» **To do**:
Copy each line with the word "title" in it.

(Source records)
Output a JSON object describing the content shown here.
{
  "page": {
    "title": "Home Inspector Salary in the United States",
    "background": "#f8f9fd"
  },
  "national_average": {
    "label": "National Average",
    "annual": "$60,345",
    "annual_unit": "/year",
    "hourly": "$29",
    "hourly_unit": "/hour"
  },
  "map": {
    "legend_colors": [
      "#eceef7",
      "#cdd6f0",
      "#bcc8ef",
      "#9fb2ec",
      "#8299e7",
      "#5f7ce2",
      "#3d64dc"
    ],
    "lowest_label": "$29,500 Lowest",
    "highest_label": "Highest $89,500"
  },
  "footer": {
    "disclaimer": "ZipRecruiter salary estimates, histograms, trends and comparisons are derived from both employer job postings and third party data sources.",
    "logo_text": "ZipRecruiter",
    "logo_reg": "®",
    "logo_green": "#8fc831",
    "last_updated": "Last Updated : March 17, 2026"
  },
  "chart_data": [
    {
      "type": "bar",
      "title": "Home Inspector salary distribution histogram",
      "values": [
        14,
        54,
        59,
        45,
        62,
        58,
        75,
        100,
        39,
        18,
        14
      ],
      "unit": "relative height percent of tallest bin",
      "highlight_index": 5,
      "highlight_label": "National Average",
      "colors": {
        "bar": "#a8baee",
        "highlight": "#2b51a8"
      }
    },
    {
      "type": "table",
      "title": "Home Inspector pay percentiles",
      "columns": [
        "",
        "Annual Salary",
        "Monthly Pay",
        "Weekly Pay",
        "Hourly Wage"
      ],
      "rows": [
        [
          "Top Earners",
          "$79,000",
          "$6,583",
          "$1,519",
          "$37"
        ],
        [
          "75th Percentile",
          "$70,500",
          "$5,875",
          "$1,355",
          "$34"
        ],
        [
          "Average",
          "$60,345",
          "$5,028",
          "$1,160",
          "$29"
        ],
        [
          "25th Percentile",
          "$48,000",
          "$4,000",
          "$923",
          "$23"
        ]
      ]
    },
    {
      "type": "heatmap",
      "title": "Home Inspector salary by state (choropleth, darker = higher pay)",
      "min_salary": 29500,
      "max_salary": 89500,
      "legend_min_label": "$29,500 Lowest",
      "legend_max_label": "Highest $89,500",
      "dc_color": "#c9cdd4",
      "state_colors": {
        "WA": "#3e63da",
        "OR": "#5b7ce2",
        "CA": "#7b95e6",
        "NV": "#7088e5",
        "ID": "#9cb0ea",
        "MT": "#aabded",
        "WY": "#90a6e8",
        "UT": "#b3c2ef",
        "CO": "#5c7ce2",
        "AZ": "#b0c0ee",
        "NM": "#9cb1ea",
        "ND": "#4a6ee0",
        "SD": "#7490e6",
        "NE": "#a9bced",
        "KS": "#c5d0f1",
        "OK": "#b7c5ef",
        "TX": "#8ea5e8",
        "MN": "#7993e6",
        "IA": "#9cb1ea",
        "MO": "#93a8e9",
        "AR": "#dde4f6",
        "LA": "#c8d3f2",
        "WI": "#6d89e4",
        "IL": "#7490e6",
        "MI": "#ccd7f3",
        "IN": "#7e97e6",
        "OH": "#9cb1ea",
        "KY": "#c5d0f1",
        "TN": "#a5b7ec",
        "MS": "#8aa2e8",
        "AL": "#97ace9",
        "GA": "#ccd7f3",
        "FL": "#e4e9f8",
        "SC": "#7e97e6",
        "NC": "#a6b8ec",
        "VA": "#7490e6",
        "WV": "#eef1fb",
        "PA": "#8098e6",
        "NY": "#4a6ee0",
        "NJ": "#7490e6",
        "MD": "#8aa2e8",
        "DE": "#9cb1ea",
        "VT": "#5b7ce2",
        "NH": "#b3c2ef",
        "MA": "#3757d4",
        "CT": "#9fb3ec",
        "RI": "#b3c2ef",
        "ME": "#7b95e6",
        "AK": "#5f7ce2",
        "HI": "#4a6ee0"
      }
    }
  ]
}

» **Solution to the exercise**:
    "title": "Home Inspector Salary in the United States",
      "title": "Home Inspector salary distribution histogram",
      "title": "Home Inspector pay percentiles",
      "title": "Home Inspector salary by state (choropleth, darker = higher pay)",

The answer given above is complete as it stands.